WORK TO BE COMPLETED
Extract each line containing the string "title".
+ + + + +
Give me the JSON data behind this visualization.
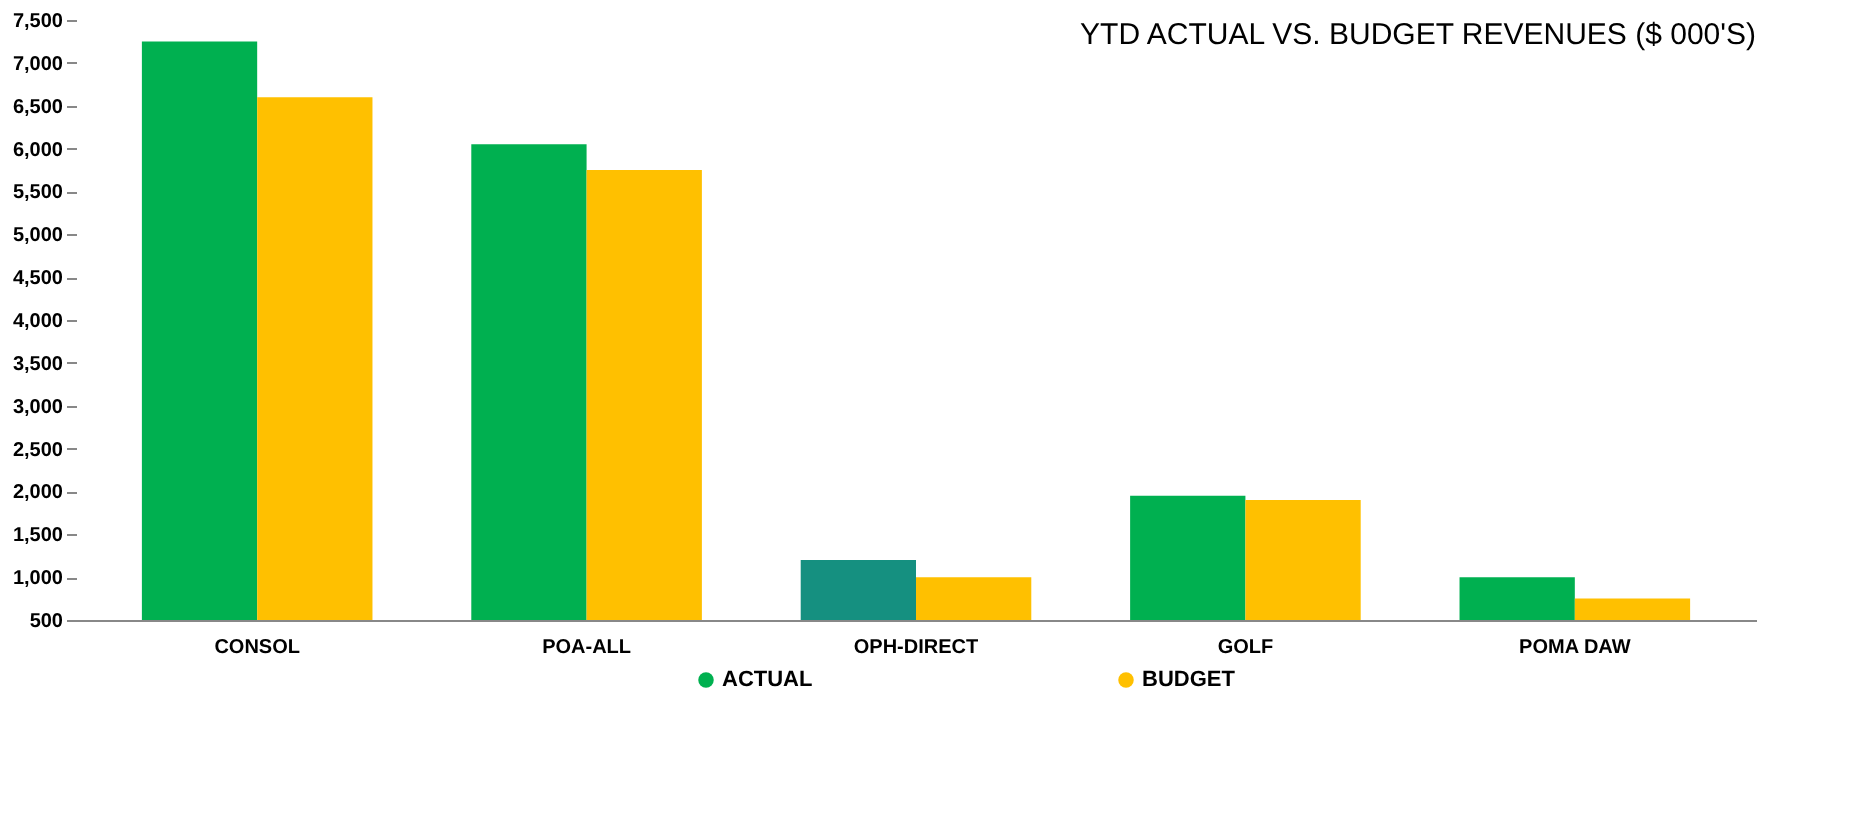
{
  "chart_data": {
    "type": "bar",
    "title": "YTD ACTUAL VS. BUDGET REVENUES ($ 000'S)",
    "categories": [
      "CONSOL",
      "POA-ALL",
      "OPH-DIRECT",
      "GOLF",
      "POMA DAW"
    ],
    "series": [
      {
        "name": "ACTUAL",
        "color": "#00b050",
        "colors": [
          "#00b050",
          "#00b050",
          "#159080",
          "#00b050",
          "#00b050"
        ],
        "values": [
          7250,
          6050,
          1200,
          1950,
          1000
        ]
      },
      {
        "name": "BUDGET",
        "color": "#ffc000",
        "values": [
          6600,
          5750,
          1000,
          1900,
          750
        ]
      }
    ],
    "ylim": [
      500,
      7500
    ],
    "yticks": [
      500,
      {
        "value": 1000,
        "label": "1,000"
      },
      {
        "value": 1500,
        "label": "1,500"
      },
      {
        "value": 2000,
        "label": "2,000"
      },
      {
        "value": 2500,
        "label": "2,500"
      },
      {
        "value": 3000,
        "label": "3,000"
      },
      {
        "value": 3500,
        "label": "3,500"
      },
      {
        "value": 4000,
        "label": "4,000"
      },
      {
        "value": 4500,
        "label": "4,500"
      },
      {
        "value": 5000,
        "label": "5,000"
      },
      {
        "value": 5500,
        "label": "5,500"
      },
      {
        "value": 6000,
        "label": "6,000"
      },
      {
        "value": 6500,
        "label": "6,500"
      },
      {
        "value": 7000,
        "label": "7,000"
      },
      {
        "value": 7500,
        "label": "7,500"
      }
    ],
    "grid": false,
    "legend": "bottom"
  }
}
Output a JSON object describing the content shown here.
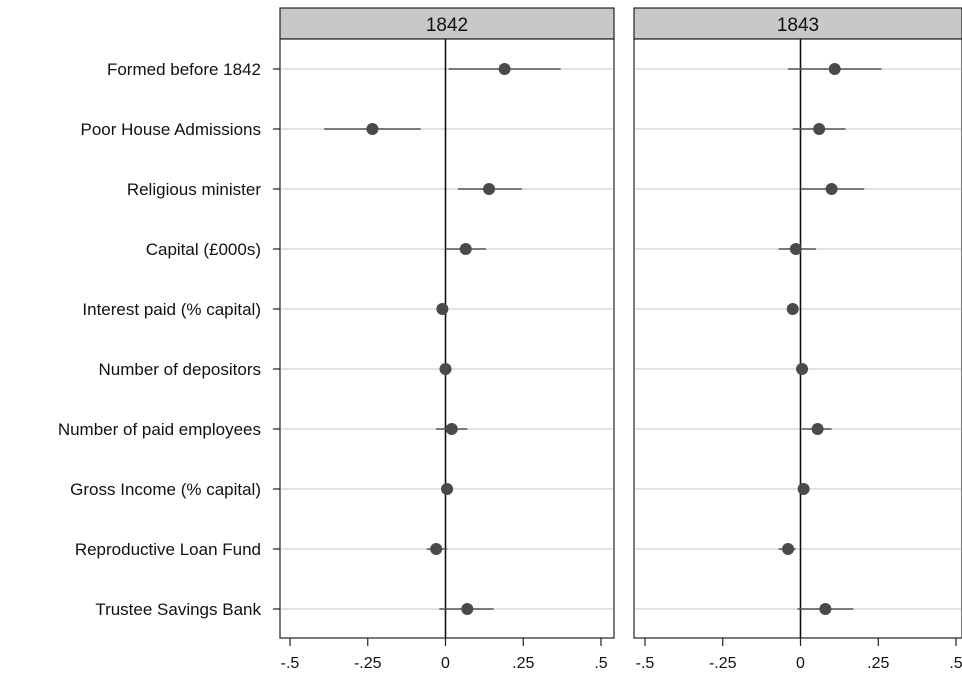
{
  "chart_data": {
    "type": "scatter",
    "subtype": "coefficient-plot-with-confidence-intervals",
    "categories": [
      "Formed before 1842",
      "Poor House Admissions",
      "Religious minister",
      "Capital (£000s)",
      "Interest paid (% capital)",
      "Number of depositors",
      "Number of paid employees",
      "Gross Income (% capital)",
      "Reproductive Loan Fund",
      "Trustee Savings Bank"
    ],
    "x_ticks": [
      -0.5,
      -0.25,
      0,
      0.25,
      0.5
    ],
    "x_tick_labels": [
      "-.5",
      "-.25",
      "0",
      ".25",
      ".5"
    ],
    "xlim": [
      -0.5,
      0.5
    ],
    "reference_line": 0,
    "grid": "horizontal",
    "colors": {
      "point": "#4a4a4a",
      "ci": "#555555",
      "strip": "#c8c8c8",
      "grid": "#d9d9d9"
    },
    "panels": [
      {
        "title": "1842",
        "estimates": [
          0.19,
          -0.235,
          0.14,
          0.065,
          -0.01,
          0.0,
          0.02,
          0.005,
          -0.03,
          0.07
        ],
        "ci_low": [
          0.01,
          -0.39,
          0.04,
          0.0,
          -0.015,
          -0.005,
          -0.03,
          -0.005,
          -0.06,
          -0.02
        ],
        "ci_high": [
          0.37,
          -0.08,
          0.245,
          0.13,
          -0.005,
          0.005,
          0.07,
          0.015,
          0.005,
          0.155
        ]
      },
      {
        "title": "1843",
        "estimates": [
          0.11,
          0.06,
          0.1,
          -0.015,
          -0.025,
          0.005,
          0.055,
          0.01,
          -0.04,
          0.08
        ],
        "ci_low": [
          -0.04,
          -0.025,
          0.0,
          -0.07,
          -0.03,
          0.0,
          0.005,
          0.005,
          -0.07,
          -0.01
        ],
        "ci_high": [
          0.26,
          0.145,
          0.205,
          0.05,
          -0.02,
          0.01,
          0.1,
          0.015,
          -0.015,
          0.17
        ]
      }
    ]
  }
}
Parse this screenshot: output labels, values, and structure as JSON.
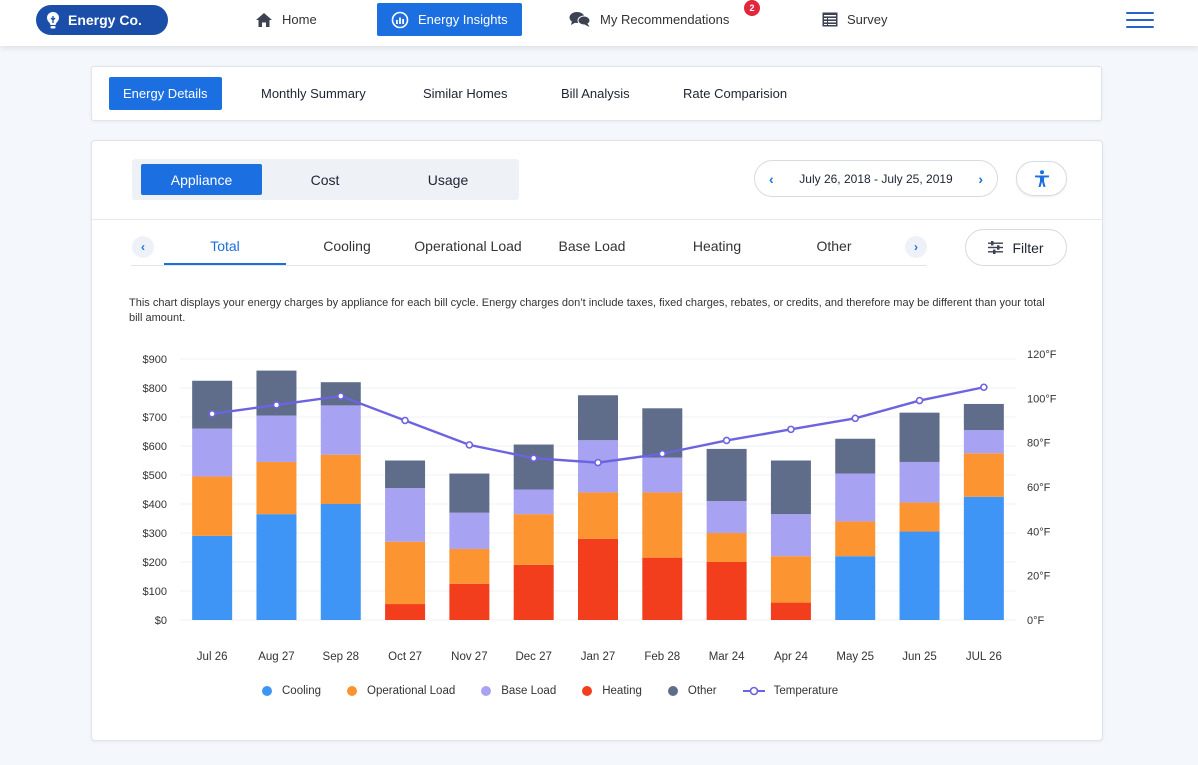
{
  "app": {
    "brand": "Energy Co."
  },
  "nav": {
    "home": "Home",
    "insights": "Energy Insights",
    "recommendations": "My Recommendations",
    "recommendations_badge": "2",
    "survey": "Survey"
  },
  "subtabs": [
    "Energy Details",
    "Monthly Summary",
    "Similar Homes",
    "Bill Analysis",
    "Rate Comparision"
  ],
  "view_toggle": [
    "Appliance",
    "Cost",
    "Usage"
  ],
  "date_range": "July 26, 2018 - July 25, 2019",
  "appliance_tabs": [
    "Total",
    "Cooling",
    "Operational Load",
    "Base Load",
    "Heating",
    "Other"
  ],
  "filter_label": "Filter",
  "description": "This chart displays your energy charges by appliance for each bill cycle. Energy charges don’t include taxes, fixed charges, rebates, or credits, and therefore may be different than your total bill amount.",
  "colors": {
    "accent": "#1c6fe0",
    "cooling": "#3f95f5",
    "operational": "#fb9431",
    "base": "#a7a3f2",
    "heating": "#f23e1d",
    "other": "#5f6d8b",
    "temperature": "#6c63e0"
  },
  "chart_data": {
    "type": "bar",
    "stacked": true,
    "categories": [
      "Jul 26",
      "Aug 27",
      "Sep 28",
      "Oct 27",
      "Nov 27",
      "Dec 27",
      "Jan 27",
      "Feb 28",
      "Mar 24",
      "Apr 24",
      "May 25",
      "Jun 25",
      "JUL 26"
    ],
    "series": [
      {
        "name": "Cooling",
        "values": [
          290,
          365,
          400,
          0,
          0,
          0,
          0,
          0,
          0,
          0,
          220,
          305,
          425
        ]
      },
      {
        "name": "Operational Load",
        "values": [
          205,
          180,
          170,
          215,
          120,
          175,
          160,
          225,
          100,
          160,
          120,
          100,
          150
        ]
      },
      {
        "name": "Base Load",
        "values": [
          165,
          160,
          170,
          185,
          125,
          85,
          180,
          120,
          110,
          145,
          165,
          140,
          80
        ]
      },
      {
        "name": "Heating",
        "values": [
          0,
          0,
          0,
          55,
          125,
          190,
          280,
          215,
          200,
          60,
          0,
          0,
          0
        ]
      },
      {
        "name": "Other",
        "values": [
          165,
          155,
          80,
          95,
          135,
          155,
          155,
          170,
          180,
          185,
          120,
          170,
          90
        ]
      }
    ],
    "temperature": {
      "name": "Temperature",
      "values": [
        93,
        97,
        101,
        90,
        79,
        73,
        71,
        75,
        81,
        86,
        91,
        99,
        105
      ]
    },
    "y_ticks": [
      "$900",
      "$800",
      "$700",
      "$600",
      "$500",
      "$400",
      "$300",
      "$200",
      "$100",
      "$0"
    ],
    "y2_ticks": [
      "120°F",
      "100°F",
      "80°F",
      "60°F",
      "40°F",
      "20°F",
      "0°F"
    ],
    "ylim": [
      0,
      900
    ],
    "y2lim": [
      0,
      120
    ],
    "legend": [
      "Cooling",
      "Operational Load",
      "Base Load",
      "Heating",
      "Other",
      "Temperature"
    ],
    "legend_position": "bottom"
  }
}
+ + + + +
EXERCISE ANSWER
    "title": "YTD ACTUAL VS. BUDGET REVENUES ($ 000'S)",
        "title": "1842",
        "title": "1843",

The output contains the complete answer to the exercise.